[INSTRUCTIONS TO FOLLOW]: From the listing below, copy every line with the word "Okumura".

[GIVEN RECORDS]:
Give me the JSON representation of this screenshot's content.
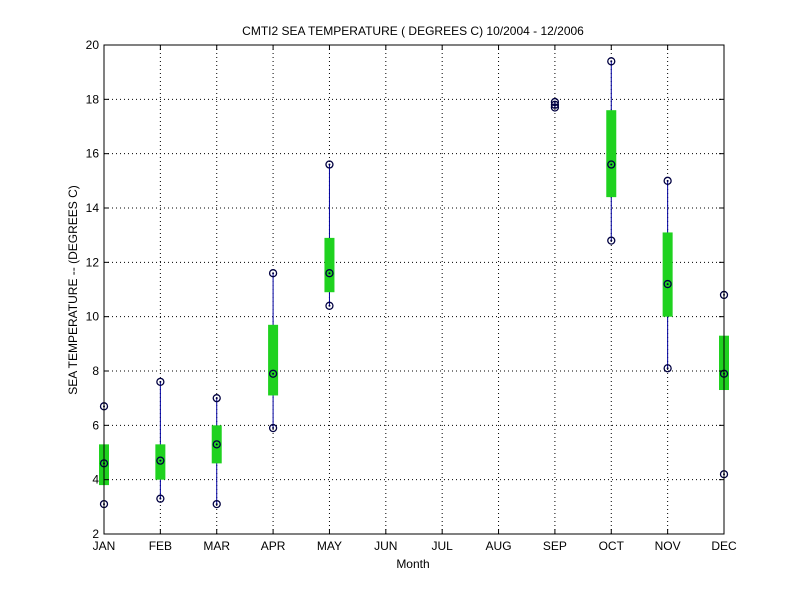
{
  "chart_data": {
    "type": "box",
    "title": "CMTI2  SEA TEMPERATURE ( DEGREES C) 10/2004 - 12/2006",
    "xlabel": "Month",
    "ylabel": "SEA TEMPERATURE -- (DEGREES C)",
    "ylim": [
      2,
      20
    ],
    "yticks": [
      2,
      4,
      6,
      8,
      10,
      12,
      14,
      16,
      18,
      20
    ],
    "grid": true,
    "categories": [
      "JAN",
      "FEB",
      "MAR",
      "APR",
      "MAY",
      "JUN",
      "JUL",
      "AUG",
      "SEP",
      "OCT",
      "NOV",
      "DEC"
    ],
    "min": [
      3.1,
      3.3,
      3.1,
      5.9,
      10.4,
      null,
      null,
      null,
      17.7,
      12.8,
      8.1,
      4.2
    ],
    "q1": [
      3.8,
      4.0,
      4.6,
      7.1,
      10.9,
      null,
      null,
      null,
      null,
      14.4,
      10.0,
      7.3
    ],
    "median": [
      4.6,
      4.7,
      5.3,
      7.9,
      11.6,
      null,
      null,
      null,
      17.8,
      15.6,
      11.2,
      7.9
    ],
    "q3": [
      5.3,
      5.3,
      6.0,
      9.7,
      12.9,
      null,
      null,
      null,
      null,
      17.6,
      13.1,
      9.3
    ],
    "max": [
      6.7,
      7.6,
      7.0,
      11.6,
      15.6,
      null,
      null,
      null,
      17.9,
      19.4,
      15.0,
      10.8
    ],
    "colors": {
      "box": "#1fd21f",
      "whisker": "#0000a0",
      "marker": "#000040",
      "grid": "#000000"
    }
  }
}
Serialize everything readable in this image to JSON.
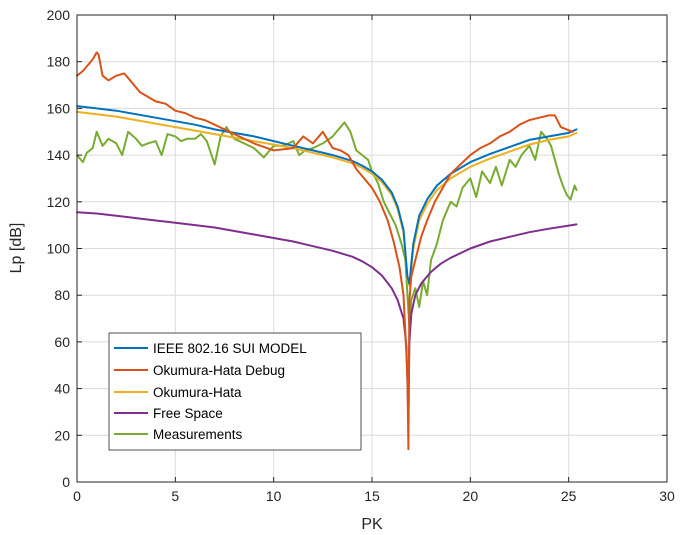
{
  "chart_data": {
    "type": "line",
    "xlabel": "PK",
    "ylabel": "Lp [dB]",
    "xlim": [
      0,
      30
    ],
    "ylim": [
      0,
      200
    ],
    "xticks": [
      0,
      5,
      10,
      15,
      20,
      25,
      30
    ],
    "yticks": [
      0,
      20,
      40,
      60,
      80,
      100,
      120,
      140,
      160,
      180,
      200
    ],
    "grid": true,
    "legend_position": "bottom-left",
    "series": [
      {
        "name": "IEEE 802.16 SUI MODEL",
        "color": "#0072BD",
        "x": [
          0,
          1,
          2,
          3,
          4,
          5,
          6,
          7,
          8,
          9,
          10,
          11,
          12,
          13,
          14,
          14.5,
          15,
          15.5,
          16,
          16.3,
          16.6,
          16.8,
          16.9,
          17.1,
          17.4,
          17.8,
          18.3,
          19,
          20,
          21,
          22,
          23,
          24,
          25,
          25.4
        ],
        "y": [
          161,
          160,
          159,
          157.5,
          156,
          154.5,
          153,
          151,
          149.5,
          148,
          146,
          144,
          142,
          140,
          137.5,
          135.5,
          133,
          129.5,
          124,
          118,
          108,
          88,
          85,
          102,
          114,
          121,
          127,
          132,
          137,
          140.5,
          143.5,
          146.5,
          148,
          149.5,
          151
        ]
      },
      {
        "name": "Okumura-Hata Debug",
        "color": "#D95319",
        "x": [
          0,
          0.3,
          0.6,
          0.8,
          1.0,
          1.1,
          1.3,
          1.6,
          2.0,
          2.4,
          2.8,
          3.2,
          3.6,
          4.0,
          4.5,
          5.0,
          5.5,
          6.0,
          6.5,
          7.0,
          8.0,
          9.0,
          10.0,
          11.0,
          11.5,
          12.0,
          12.5,
          13.0,
          13.4,
          13.8,
          14.2,
          14.6,
          15.0,
          15.4,
          15.8,
          16.1,
          16.4,
          16.6,
          16.8,
          16.85,
          16.9,
          17.0,
          17.2,
          17.5,
          17.8,
          18.2,
          18.6,
          19.0,
          19.5,
          20.0,
          20.5,
          21.0,
          21.5,
          22.0,
          22.5,
          23.0,
          23.5,
          24.0,
          24.3,
          24.6,
          24.9,
          25.2
        ],
        "y": [
          174,
          176,
          179,
          181,
          184,
          183,
          174,
          172,
          174,
          175,
          171,
          167,
          165,
          163,
          162,
          159,
          158,
          156,
          155,
          153,
          149,
          145,
          142,
          143,
          148,
          145,
          150,
          143,
          142,
          140,
          134,
          130,
          126,
          120,
          112,
          103,
          92,
          80,
          46,
          14,
          78,
          88,
          95,
          105,
          112,
          120,
          126,
          132,
          136,
          140,
          143,
          145,
          148,
          150,
          153,
          155,
          156,
          157,
          157,
          152,
          151,
          150
        ]
      },
      {
        "name": "Okumura-Hata",
        "color": "#EDB120",
        "x": [
          0,
          1,
          2,
          3,
          4,
          5,
          6,
          7,
          8,
          9,
          10,
          11,
          12,
          13,
          14,
          14.5,
          15,
          15.5,
          16,
          16.3,
          16.6,
          16.8,
          16.9,
          17.1,
          17.4,
          17.8,
          18.3,
          19,
          20,
          21,
          22,
          23,
          24,
          25,
          25.4
        ],
        "y": [
          158.5,
          157.5,
          156.5,
          155,
          153.5,
          152,
          150.5,
          149,
          147.5,
          146,
          144.5,
          143,
          141,
          139,
          136.5,
          134.5,
          132,
          128.5,
          123,
          117,
          107,
          87,
          84,
          100,
          112,
          119,
          125,
          130,
          135,
          138.5,
          141.5,
          144.5,
          146.5,
          148,
          149.5
        ]
      },
      {
        "name": "Free Space",
        "color": "#7E2F8E",
        "x": [
          0,
          1,
          2,
          3,
          4,
          5,
          6,
          7,
          8,
          9,
          10,
          11,
          12,
          13,
          14,
          14.5,
          15,
          15.5,
          16,
          16.3,
          16.6,
          16.75,
          16.85,
          16.9,
          17.0,
          17.2,
          17.5,
          18.0,
          18.5,
          19,
          20,
          21,
          22,
          23,
          24,
          25,
          25.4
        ],
        "y": [
          115.5,
          115,
          114,
          113,
          112,
          111,
          110,
          109,
          107.5,
          106,
          104.5,
          103,
          101,
          99,
          96.5,
          94.5,
          92,
          88.5,
          83,
          78,
          70,
          58,
          28,
          60,
          72,
          80,
          85,
          90,
          93.5,
          96,
          100,
          103,
          105,
          107,
          108.5,
          109.8,
          110.3
        ]
      },
      {
        "name": "Measurements",
        "color": "#77AC30",
        "x": [
          0.0,
          0.3,
          0.5,
          0.8,
          1.0,
          1.3,
          1.6,
          2.0,
          2.3,
          2.6,
          3.0,
          3.3,
          3.6,
          4.0,
          4.3,
          4.6,
          5.0,
          5.3,
          5.6,
          6.0,
          6.3,
          6.6,
          7.0,
          7.3,
          7.6,
          8.0,
          8.5,
          9.0,
          9.5,
          10.0,
          10.5,
          11.0,
          11.3,
          11.6,
          12.0,
          12.5,
          13.0,
          13.3,
          13.6,
          13.9,
          14.2,
          14.5,
          14.8,
          15.0,
          15.3,
          15.6,
          15.9,
          16.2,
          16.5,
          16.7,
          16.9,
          17.0,
          17.2,
          17.4,
          17.6,
          17.8,
          18.0,
          18.3,
          18.6,
          19.0,
          19.3,
          19.6,
          20.0,
          20.3,
          20.6,
          21.0,
          21.3,
          21.6,
          22.0,
          22.3,
          22.6,
          23.0,
          23.3,
          23.6,
          23.9,
          24.1,
          24.3,
          24.5,
          24.7,
          24.9,
          25.1,
          25.3,
          25.4
        ],
        "y": [
          140,
          137,
          141,
          143,
          150,
          144,
          147,
          145,
          140,
          150,
          147,
          144,
          145,
          146,
          140,
          149,
          148,
          146,
          147,
          147,
          149,
          146,
          136,
          148,
          152,
          147,
          145,
          143,
          139,
          144,
          144,
          146,
          140,
          142,
          143,
          145,
          148,
          151,
          154,
          150,
          142,
          140,
          138,
          133,
          128,
          120,
          115,
          110,
          102,
          95,
          66,
          78,
          83,
          75,
          86,
          80,
          95,
          102,
          112,
          120,
          118,
          126,
          130,
          122,
          133,
          128,
          135,
          127,
          138,
          135,
          140,
          144,
          138,
          150,
          147,
          144,
          138,
          132,
          127,
          123,
          121,
          127,
          125
        ]
      }
    ]
  }
}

[WRITTEN SOLUTION]:
        "name": "Okumura-Hata Debug",
        "name": "Okumura-Hata",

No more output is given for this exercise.